> Exercise material

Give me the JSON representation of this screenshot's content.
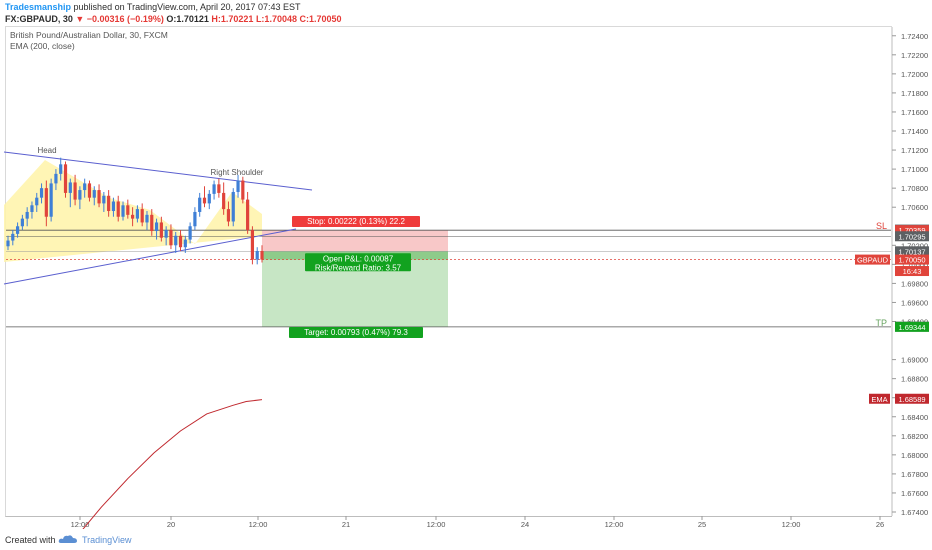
{
  "header": {
    "author": "Tradesmanship",
    "published": "published on TradingView.com, April 20, 2017 07:43 EST",
    "symbol": "FX:GBPAUD, 30",
    "change": "▼ −0.00316 (−0.19%)",
    "open": "O:1.70121",
    "high": "H:1.70221",
    "low": "L:1.70048",
    "close": "C:1.70050"
  },
  "legend": {
    "title": "British Pound/Australian Dollar, 30, FXCM",
    "indicator": "EMA (200, close)"
  },
  "footer": {
    "created_with": "Created with",
    "brand": "TradingView"
  },
  "colors": {
    "bull": "#3f7fd6",
    "bear": "#e0443b",
    "stop_zone": "#f6b5b5",
    "target_zone": "#b9e0b7",
    "triangle": "#fff3a8",
    "trendline": "#5a5fcf",
    "ema": "#c0282e",
    "stop_label": "#ef3b3b",
    "target_label": "#12a21f"
  },
  "chart_data": {
    "type": "candlestick",
    "ylim": [
      1.674,
      1.7245
    ],
    "x_tick_labels": [
      "12:00",
      "20",
      "12:00",
      "21",
      "12:00",
      "24",
      "12:00",
      "25",
      "12:00",
      "26"
    ],
    "y_tick_labels": [
      "1.72400",
      "1.72200",
      "1.72000",
      "1.71800",
      "1.71600",
      "1.71400",
      "1.71200",
      "1.71000",
      "1.70800",
      "1.70600",
      "1.70200",
      "1.70000",
      "1.69800",
      "1.69600",
      "1.69400",
      "1.69000",
      "1.68800",
      "1.68600",
      "1.68400",
      "1.68200",
      "1.68000",
      "1.67800",
      "1.67600",
      "1.67400"
    ],
    "price_tags": [
      {
        "text": "1.70365",
        "value": 1.70365,
        "color": "#5d6063"
      },
      {
        "text": "1.70359",
        "value": 1.70359,
        "color": "#e0443b"
      },
      {
        "text": "1.70295",
        "value": 1.70295,
        "color": "#5d6063"
      },
      {
        "text": "1.70137",
        "value": 1.70137,
        "color": "#5d6063"
      },
      {
        "text": "1.70050",
        "value": 1.7005,
        "color": "#e0443b"
      },
      {
        "text": "16:43",
        "value": 1.6993,
        "color": "#e0443b"
      },
      {
        "text": "1.69346",
        "value": 1.69346,
        "color": "#5d6063"
      },
      {
        "text": "1.69344",
        "value": 1.69344,
        "color": "#12a21f"
      },
      {
        "text": "1.68589",
        "value": 1.68589,
        "color": "#c0282e"
      }
    ],
    "tag_labels": {
      "symbol": "GBPAUD",
      "ema": "EMA"
    },
    "annotations": {
      "head": "Head",
      "right_shoulder": "Right Shoulder",
      "sl": "SL",
      "tp": "TP"
    },
    "position": {
      "entry": 1.70137,
      "stop": 1.70359,
      "target": 1.69344,
      "stop_label": "Stop: 0.00222 (0.13%) 22.2",
      "target_label": "Target: 0.00793 (0.47%) 79.3",
      "pl_label": "Open P&L: 0.00087",
      "rr_label": "Risk/Reward Ratio: 3.57"
    },
    "candles": [
      [
        1.7019,
        1.703,
        1.7015,
        1.7025
      ],
      [
        1.7025,
        1.7036,
        1.702,
        1.7032
      ],
      [
        1.7032,
        1.7044,
        1.7028,
        1.704
      ],
      [
        1.704,
        1.7052,
        1.7036,
        1.7048
      ],
      [
        1.7048,
        1.706,
        1.704,
        1.7055
      ],
      [
        1.7055,
        1.7066,
        1.7048,
        1.7062
      ],
      [
        1.7062,
        1.7075,
        1.7055,
        1.707
      ],
      [
        1.707,
        1.7085,
        1.7064,
        1.708
      ],
      [
        1.708,
        1.7088,
        1.704,
        1.705
      ],
      [
        1.705,
        1.709,
        1.7045,
        1.7085
      ],
      [
        1.7085,
        1.71,
        1.7078,
        1.7095
      ],
      [
        1.7095,
        1.7112,
        1.7088,
        1.7105
      ],
      [
        1.7105,
        1.7108,
        1.707,
        1.7075
      ],
      [
        1.7075,
        1.709,
        1.706,
        1.7086
      ],
      [
        1.7086,
        1.7094,
        1.7062,
        1.7068
      ],
      [
        1.7068,
        1.7082,
        1.7058,
        1.7078
      ],
      [
        1.7078,
        1.709,
        1.707,
        1.7085
      ],
      [
        1.7085,
        1.7088,
        1.7066,
        1.707
      ],
      [
        1.707,
        1.7082,
        1.7062,
        1.7078
      ],
      [
        1.7078,
        1.7084,
        1.706,
        1.7064
      ],
      [
        1.7064,
        1.7076,
        1.7055,
        1.7072
      ],
      [
        1.7072,
        1.7078,
        1.705,
        1.7056
      ],
      [
        1.7056,
        1.707,
        1.705,
        1.7066
      ],
      [
        1.7066,
        1.7072,
        1.7045,
        1.705
      ],
      [
        1.705,
        1.7066,
        1.7046,
        1.7062
      ],
      [
        1.7062,
        1.7068,
        1.7048,
        1.7052
      ],
      [
        1.7052,
        1.706,
        1.704,
        1.7048
      ],
      [
        1.7048,
        1.7062,
        1.7044,
        1.7058
      ],
      [
        1.7058,
        1.7064,
        1.704,
        1.7044
      ],
      [
        1.7044,
        1.7056,
        1.7036,
        1.7052
      ],
      [
        1.7052,
        1.7058,
        1.703,
        1.7035
      ],
      [
        1.7035,
        1.7048,
        1.7026,
        1.7044
      ],
      [
        1.7044,
        1.705,
        1.7024,
        1.7028
      ],
      [
        1.7028,
        1.704,
        1.702,
        1.7036
      ],
      [
        1.7036,
        1.7042,
        1.7016,
        1.702
      ],
      [
        1.702,
        1.7034,
        1.7012,
        1.703
      ],
      [
        1.703,
        1.7036,
        1.7014,
        1.7018
      ],
      [
        1.7018,
        1.703,
        1.7012,
        1.7026
      ],
      [
        1.7026,
        1.7044,
        1.7022,
        1.704
      ],
      [
        1.704,
        1.706,
        1.7036,
        1.7055
      ],
      [
        1.7055,
        1.7075,
        1.705,
        1.707
      ],
      [
        1.707,
        1.7082,
        1.706,
        1.7064
      ],
      [
        1.7064,
        1.7078,
        1.7058,
        1.7074
      ],
      [
        1.7074,
        1.7088,
        1.7068,
        1.7084
      ],
      [
        1.7084,
        1.709,
        1.707,
        1.7075
      ],
      [
        1.7075,
        1.7086,
        1.7052,
        1.7058
      ],
      [
        1.7058,
        1.7066,
        1.704,
        1.7045
      ],
      [
        1.7045,
        1.708,
        1.704,
        1.7076
      ],
      [
        1.7076,
        1.7094,
        1.707,
        1.7088
      ],
      [
        1.7088,
        1.7092,
        1.7064,
        1.7068
      ],
      [
        1.7068,
        1.7076,
        1.7032,
        1.7036
      ],
      [
        1.7036,
        1.704,
        1.7,
        1.7005
      ],
      [
        1.7005,
        1.7018,
        1.7,
        1.7014
      ],
      [
        1.7014,
        1.702,
        1.7002,
        1.7005
      ]
    ],
    "ema": [
      [
        0,
        1.6712
      ],
      [
        20,
        1.6745
      ],
      [
        40,
        1.6775
      ],
      [
        60,
        1.6802
      ],
      [
        80,
        1.6825
      ],
      [
        100,
        1.6843
      ],
      [
        120,
        1.6852
      ],
      [
        130,
        1.6856
      ],
      [
        142,
        1.6858
      ]
    ]
  }
}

> Direction
Return each line in the records that holds the string "close".

> Problem solution
    "close": "C:1.70050"
    "indicator": "EMA (200, close)"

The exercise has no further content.